Repeat the records word for word, from the first line up to and including the line that contains "62, 35, 64]", and stop there.

::::::::::

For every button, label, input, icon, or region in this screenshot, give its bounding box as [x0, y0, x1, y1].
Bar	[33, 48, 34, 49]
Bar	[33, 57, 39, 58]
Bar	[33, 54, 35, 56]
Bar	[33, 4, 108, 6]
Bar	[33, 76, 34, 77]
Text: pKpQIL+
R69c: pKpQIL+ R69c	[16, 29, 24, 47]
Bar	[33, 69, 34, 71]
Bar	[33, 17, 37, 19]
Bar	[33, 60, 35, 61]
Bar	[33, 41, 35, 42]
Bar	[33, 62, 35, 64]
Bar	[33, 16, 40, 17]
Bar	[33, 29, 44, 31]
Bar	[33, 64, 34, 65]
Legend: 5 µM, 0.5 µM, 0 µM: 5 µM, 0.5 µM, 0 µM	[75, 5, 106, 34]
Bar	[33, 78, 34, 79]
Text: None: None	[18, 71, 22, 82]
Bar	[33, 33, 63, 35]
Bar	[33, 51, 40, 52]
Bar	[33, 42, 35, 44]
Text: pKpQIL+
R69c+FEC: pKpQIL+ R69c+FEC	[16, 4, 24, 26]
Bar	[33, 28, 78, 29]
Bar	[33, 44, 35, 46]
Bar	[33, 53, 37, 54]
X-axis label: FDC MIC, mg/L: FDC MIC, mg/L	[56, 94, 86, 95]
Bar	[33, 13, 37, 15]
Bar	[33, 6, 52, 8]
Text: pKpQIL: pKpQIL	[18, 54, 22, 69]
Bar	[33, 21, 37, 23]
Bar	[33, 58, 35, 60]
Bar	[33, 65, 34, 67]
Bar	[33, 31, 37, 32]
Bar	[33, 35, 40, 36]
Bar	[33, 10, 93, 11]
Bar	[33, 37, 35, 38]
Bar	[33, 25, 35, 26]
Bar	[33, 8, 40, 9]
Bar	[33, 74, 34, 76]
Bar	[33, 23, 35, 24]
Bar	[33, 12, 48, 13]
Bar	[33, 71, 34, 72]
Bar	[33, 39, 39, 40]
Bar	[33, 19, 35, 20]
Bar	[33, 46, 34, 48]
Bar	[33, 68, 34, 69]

::::::::::

[Response]
For every button, label, input, icon, or region in this screenshot, give its bounding box as [x0, y0, x1, y1].
Bar	[33, 48, 34, 49]
Bar	[33, 57, 39, 58]
Bar	[33, 54, 35, 56]
Bar	[33, 4, 108, 6]
Bar	[33, 76, 34, 77]
Text: pKpQIL+
R69c: pKpQIL+ R69c	[16, 29, 24, 47]
Bar	[33, 69, 34, 71]
Bar	[33, 17, 37, 19]
Bar	[33, 60, 35, 61]
Bar	[33, 41, 35, 42]
Bar	[33, 62, 35, 64]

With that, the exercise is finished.